:: Exercise ::
Repeat all of the material exactly as given.
— begin —
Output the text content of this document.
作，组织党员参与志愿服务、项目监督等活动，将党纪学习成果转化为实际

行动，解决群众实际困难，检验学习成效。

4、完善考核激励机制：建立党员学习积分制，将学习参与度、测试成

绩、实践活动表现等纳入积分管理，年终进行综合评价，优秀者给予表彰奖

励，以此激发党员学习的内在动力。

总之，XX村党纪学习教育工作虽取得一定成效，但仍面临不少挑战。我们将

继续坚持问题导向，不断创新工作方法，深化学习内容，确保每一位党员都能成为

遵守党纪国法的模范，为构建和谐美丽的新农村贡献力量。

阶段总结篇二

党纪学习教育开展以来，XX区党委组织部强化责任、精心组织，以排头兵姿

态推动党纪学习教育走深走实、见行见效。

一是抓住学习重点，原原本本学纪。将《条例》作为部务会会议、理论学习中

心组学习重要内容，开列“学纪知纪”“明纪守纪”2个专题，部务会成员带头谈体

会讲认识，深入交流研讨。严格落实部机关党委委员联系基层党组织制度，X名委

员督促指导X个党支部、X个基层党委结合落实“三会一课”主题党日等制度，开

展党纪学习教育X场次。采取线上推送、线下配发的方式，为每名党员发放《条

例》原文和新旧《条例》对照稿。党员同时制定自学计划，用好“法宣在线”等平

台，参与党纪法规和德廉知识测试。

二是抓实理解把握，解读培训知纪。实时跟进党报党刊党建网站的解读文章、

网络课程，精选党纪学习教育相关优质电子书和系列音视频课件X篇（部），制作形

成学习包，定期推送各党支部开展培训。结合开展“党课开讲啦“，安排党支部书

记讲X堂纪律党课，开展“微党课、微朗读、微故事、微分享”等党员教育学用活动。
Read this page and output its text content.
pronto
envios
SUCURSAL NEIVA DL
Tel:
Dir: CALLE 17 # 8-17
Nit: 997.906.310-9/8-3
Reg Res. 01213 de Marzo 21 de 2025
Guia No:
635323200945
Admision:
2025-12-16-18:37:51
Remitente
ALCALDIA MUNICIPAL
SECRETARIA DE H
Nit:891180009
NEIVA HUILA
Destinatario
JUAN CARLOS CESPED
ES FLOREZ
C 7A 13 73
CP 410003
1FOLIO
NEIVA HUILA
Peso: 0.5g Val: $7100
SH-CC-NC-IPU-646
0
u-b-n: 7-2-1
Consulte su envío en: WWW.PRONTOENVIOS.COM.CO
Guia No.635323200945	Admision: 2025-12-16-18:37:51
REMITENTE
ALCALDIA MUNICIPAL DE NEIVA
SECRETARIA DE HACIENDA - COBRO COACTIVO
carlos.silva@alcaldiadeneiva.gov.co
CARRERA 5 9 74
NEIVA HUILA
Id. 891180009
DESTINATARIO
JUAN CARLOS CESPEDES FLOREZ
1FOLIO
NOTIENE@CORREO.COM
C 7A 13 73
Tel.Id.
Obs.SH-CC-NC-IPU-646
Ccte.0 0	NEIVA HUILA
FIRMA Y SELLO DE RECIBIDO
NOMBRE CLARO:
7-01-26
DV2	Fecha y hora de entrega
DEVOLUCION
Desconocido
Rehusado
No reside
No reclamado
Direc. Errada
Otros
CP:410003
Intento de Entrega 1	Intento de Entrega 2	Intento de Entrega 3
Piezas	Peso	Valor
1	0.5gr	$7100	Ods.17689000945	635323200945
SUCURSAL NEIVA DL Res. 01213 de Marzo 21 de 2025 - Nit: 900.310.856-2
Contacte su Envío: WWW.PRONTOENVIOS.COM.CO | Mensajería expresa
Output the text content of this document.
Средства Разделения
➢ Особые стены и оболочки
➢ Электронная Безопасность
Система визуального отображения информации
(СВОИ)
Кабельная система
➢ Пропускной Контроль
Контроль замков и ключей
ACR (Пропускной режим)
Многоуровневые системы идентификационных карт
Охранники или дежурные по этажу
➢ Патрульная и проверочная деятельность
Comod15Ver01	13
— end —
:: Solution for this task ::
Output the text content of this document.
作，组织党员参与志愿服务、项目监督等活动，将党纪学习成果转化为实际

行动，解决群众实际困难，检验学习成效。

4、完善考核激励机制：建立党员学习积分制，将学习参与度、测试成

绩、实践活动表现等纳入积分管理，年终进行综合评价，优秀者给予表彰奖

励，以此激发党员学习的内在动力。

总之，XX村党纪学习教育工作虽取得一定成效，但仍面临不少挑战。我们将

继续坚持问题导向，不断创新工作方法，深化学习内容，确保每一位党员都能成为

遵守党纪国法的模范，为构建和谐美丽的新农村贡献力量。

阶段总结篇二

党纪学习教育开展以来，XX区党委组织部强化责任、精心组织，以排头兵姿

态推动党纪学习教育走深走实、见行见效。

一是抓住学习重点，原原本本学纪。将《条例》作为部务会会议、理论学习中

心组学习重要内容，开列“学纪知纪”“明纪守纪”2个专题，部务会成员带头谈体

会讲认识，深入交流研讨。严格落实部机关党委委员联系基层党组织制度，X名委

员督促指导X个党支部、X个基层党委结合落实“三会一课”主题党日等制度，开

展党纪学习教育X场次。采取线上推送、线下配发的方式，为每名党员发放《条

例》原文和新旧《条例》对照稿。党员同时制定自学计划，用好“法宣在线”等平

台，参与党纪法规和德廉知识测试。

二是抓实理解把握，解读培训知纪。实时跟进党报党刊党建网站的解读文章、

网络课程，精选党纪学习教育相关优质电子书和系列音视频课件X篇（部），制作形

成学习包，定期推送各党支部开展培训。结合开展“党课开讲啦“，安排党支部书

记讲X堂纪律党课，开展“微党课、微朗读、微故事、微分享”等党员教育学用活动。
Read this page and output its text content.
pronto
envios
SUCURSAL NEIVA DL
Tel:
Dir: CALLE 17 # 8-17
Nit: 997.906.310-9/8-3
Reg Res. 01213 de Marzo 21 de 2025
Guia No:
635323200945
Admision:
2025-12-16-18:37:51
Remitente
ALCALDIA MUNICIPAL
SECRETARIA DE H
Nit:891180009
NEIVA HUILA
Destinatario
JUAN CARLOS CESPED
ES FLOREZ
C 7A 13 73
CP 410003
1FOLIO
NEIVA HUILA
Peso: 0.5g Val: $7100
SH-CC-NC-IPU-646
0
u-b-n: 7-2-1
Consulte su envío en: WWW.PRONTOENVIOS.COM.CO
Guia No.635323200945	Admision: 2025-12-16-18:37:51
REMITENTE
ALCALDIA MUNICIPAL DE NEIVA
SECRETARIA DE HACIENDA - COBRO COACTIVO
carlos.silva@alcaldiadeneiva.gov.co
CARRERA 5 9 74
NEIVA HUILA
Id. 891180009
DESTINATARIO
JUAN CARLOS CESPEDES FLOREZ
1FOLIO
NOTIENE@CORREO.COM
C 7A 13 73
Tel.Id.
Obs.SH-CC-NC-IPU-646
Ccte.0 0	NEIVA HUILA
FIRMA Y SELLO DE RECIBIDO
NOMBRE CLARO:
7-01-26
DV2	Fecha y hora de entrega
DEVOLUCION
Desconocido
Rehusado
No reside
No reclamado
Direc. Errada
Otros
CP:410003
Intento de Entrega 1	Intento de Entrega 2	Intento de Entrega 3
Piezas	Peso	Valor
1	0.5gr	$7100	Ods.17689000945	635323200945
SUCURSAL NEIVA DL Res. 01213 de Marzo 21 de 2025 - Nit: 900.310.856-2
Contacte su Envío: WWW.PRONTOENVIOS.COM.CO | Mensajería expresa
Output the text content of this document.
Средства Разделения
➢ Особые стены и оболочки
➢ Электронная Безопасность
Система визуального отображения информации
(СВОИ)
Кабельная система
➢ Пропускной Контроль
Контроль замков и ключей
ACR (Пропускной режим)
Многоуровневые системы идентификационных карт
Охранники или дежурные по этажу
➢ Патрульная и проверочная деятельность
Comod15Ver01	13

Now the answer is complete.